/---
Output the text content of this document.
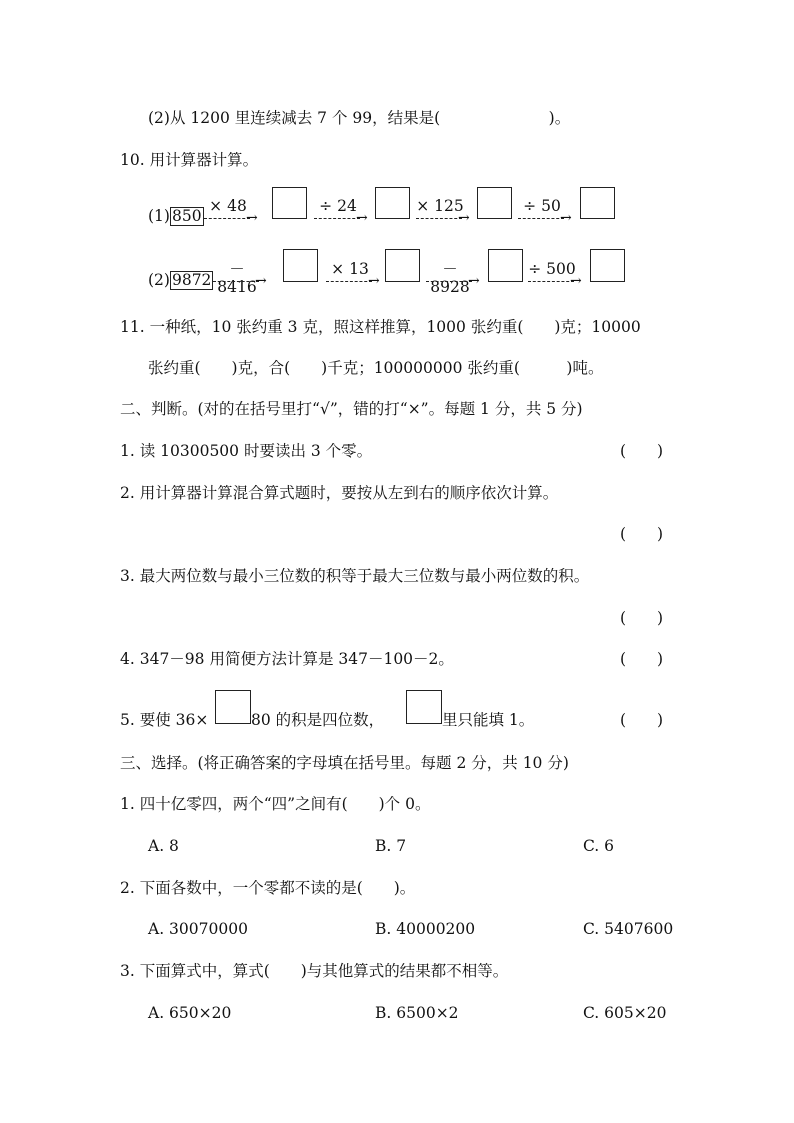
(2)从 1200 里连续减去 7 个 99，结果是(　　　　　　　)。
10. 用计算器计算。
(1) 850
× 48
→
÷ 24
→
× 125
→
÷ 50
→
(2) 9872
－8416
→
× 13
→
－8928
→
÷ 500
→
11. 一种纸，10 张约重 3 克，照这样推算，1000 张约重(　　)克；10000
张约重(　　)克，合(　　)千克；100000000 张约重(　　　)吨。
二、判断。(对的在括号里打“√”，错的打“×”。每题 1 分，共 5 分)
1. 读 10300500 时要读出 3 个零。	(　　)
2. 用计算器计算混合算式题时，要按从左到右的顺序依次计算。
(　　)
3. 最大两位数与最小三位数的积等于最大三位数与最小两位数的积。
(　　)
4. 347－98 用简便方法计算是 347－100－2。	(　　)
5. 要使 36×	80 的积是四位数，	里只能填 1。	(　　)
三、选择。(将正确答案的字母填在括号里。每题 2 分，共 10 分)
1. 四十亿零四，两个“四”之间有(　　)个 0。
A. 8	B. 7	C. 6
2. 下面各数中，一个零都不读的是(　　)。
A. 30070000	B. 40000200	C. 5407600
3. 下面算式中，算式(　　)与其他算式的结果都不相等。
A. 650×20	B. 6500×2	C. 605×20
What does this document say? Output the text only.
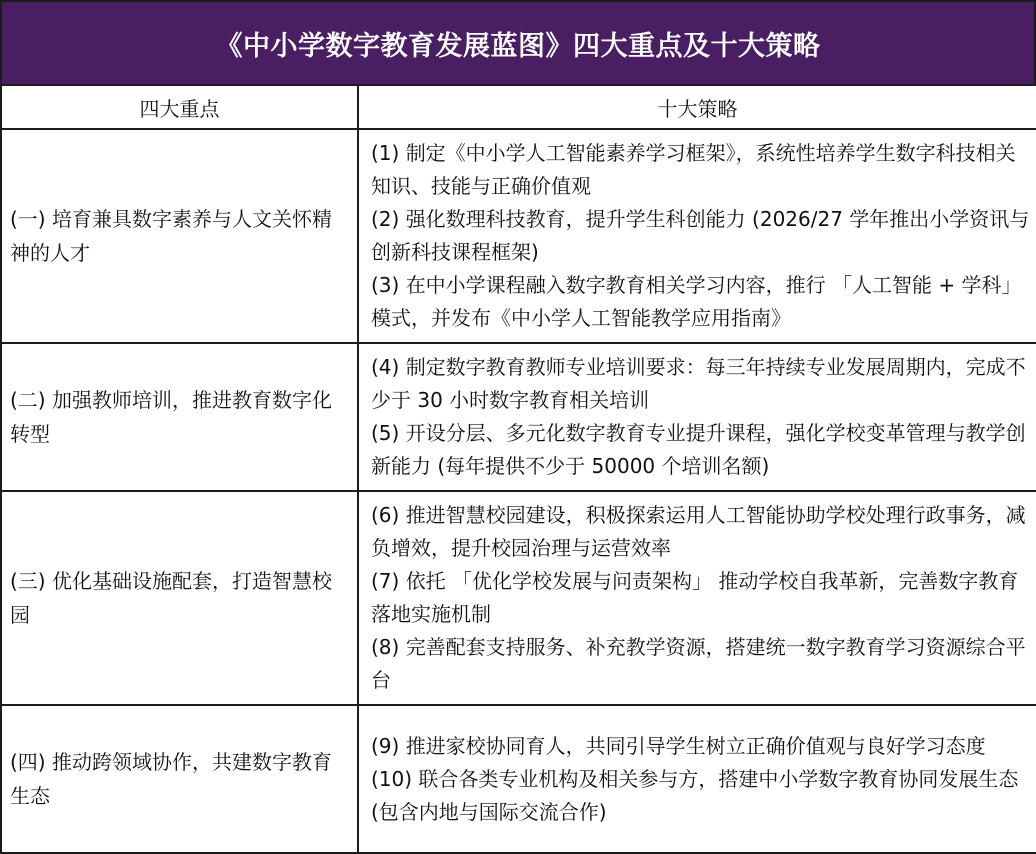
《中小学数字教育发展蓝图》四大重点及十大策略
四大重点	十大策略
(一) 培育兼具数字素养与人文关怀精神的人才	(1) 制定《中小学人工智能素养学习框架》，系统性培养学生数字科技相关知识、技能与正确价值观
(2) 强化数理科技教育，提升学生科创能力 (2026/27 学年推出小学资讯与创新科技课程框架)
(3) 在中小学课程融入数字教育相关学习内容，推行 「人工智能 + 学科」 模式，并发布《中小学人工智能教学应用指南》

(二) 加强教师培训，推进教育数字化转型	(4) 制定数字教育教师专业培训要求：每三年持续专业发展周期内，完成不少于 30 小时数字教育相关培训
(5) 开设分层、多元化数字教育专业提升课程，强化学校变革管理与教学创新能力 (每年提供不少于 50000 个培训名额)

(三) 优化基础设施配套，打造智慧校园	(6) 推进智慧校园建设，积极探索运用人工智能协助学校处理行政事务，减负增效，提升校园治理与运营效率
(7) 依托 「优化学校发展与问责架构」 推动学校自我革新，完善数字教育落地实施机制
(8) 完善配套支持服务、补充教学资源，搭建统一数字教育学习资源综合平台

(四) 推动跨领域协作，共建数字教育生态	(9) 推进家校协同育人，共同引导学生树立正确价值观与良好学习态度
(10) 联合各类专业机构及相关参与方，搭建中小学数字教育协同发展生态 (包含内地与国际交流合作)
\---
EXERCISE OBJECTIVE:
Omit all pictures and write out, exactly, only the lines from the line containing "What does this" through the last line of the entries above.

RESPONSE:
What does this document say? Output the text only.
《中小学数字教育发展蓝图》四大重点及十大策略
四大重点	十大策略
(一) 培育兼具数字素养与人文关怀精神的人才	(1) 制定《中小学人工智能素养学习框架》，系统性培养学生数字科技相关知识、技能与正确价值观
(2) 强化数理科技教育，提升学生科创能力 (2026/27 学年推出小学资讯与创新科技课程框架)
(3) 在中小学课程融入数字教育相关学习内容，推行 「人工智能 + 学科」 模式，并发布《中小学人工智能教学应用指南》

(二) 加强教师培训，推进教育数字化转型	(4) 制定数字教育教师专业培训要求：每三年持续专业发展周期内，完成不少于 30 小时数字教育相关培训
(5) 开设分层、多元化数字教育专业提升课程，强化学校变革管理与教学创新能力 (每年提供不少于 50000 个培训名额)

(三) 优化基础设施配套，打造智慧校园	(6) 推进智慧校园建设，积极探索运用人工智能协助学校处理行政事务，减负增效，提升校园治理与运营效率
(7) 依托 「优化学校发展与问责架构」 推动学校自我革新，完善数字教育落地实施机制
(8) 完善配套支持服务、补充教学资源，搭建统一数字教育学习资源综合平台

(四) 推动跨领域协作，共建数字教育生态	(9) 推进家校协同育人，共同引导学生树立正确价值观与良好学习态度
(10) 联合各类专业机构及相关参与方，搭建中小学数字教育协同发展生态 (包含内地与国际交流合作)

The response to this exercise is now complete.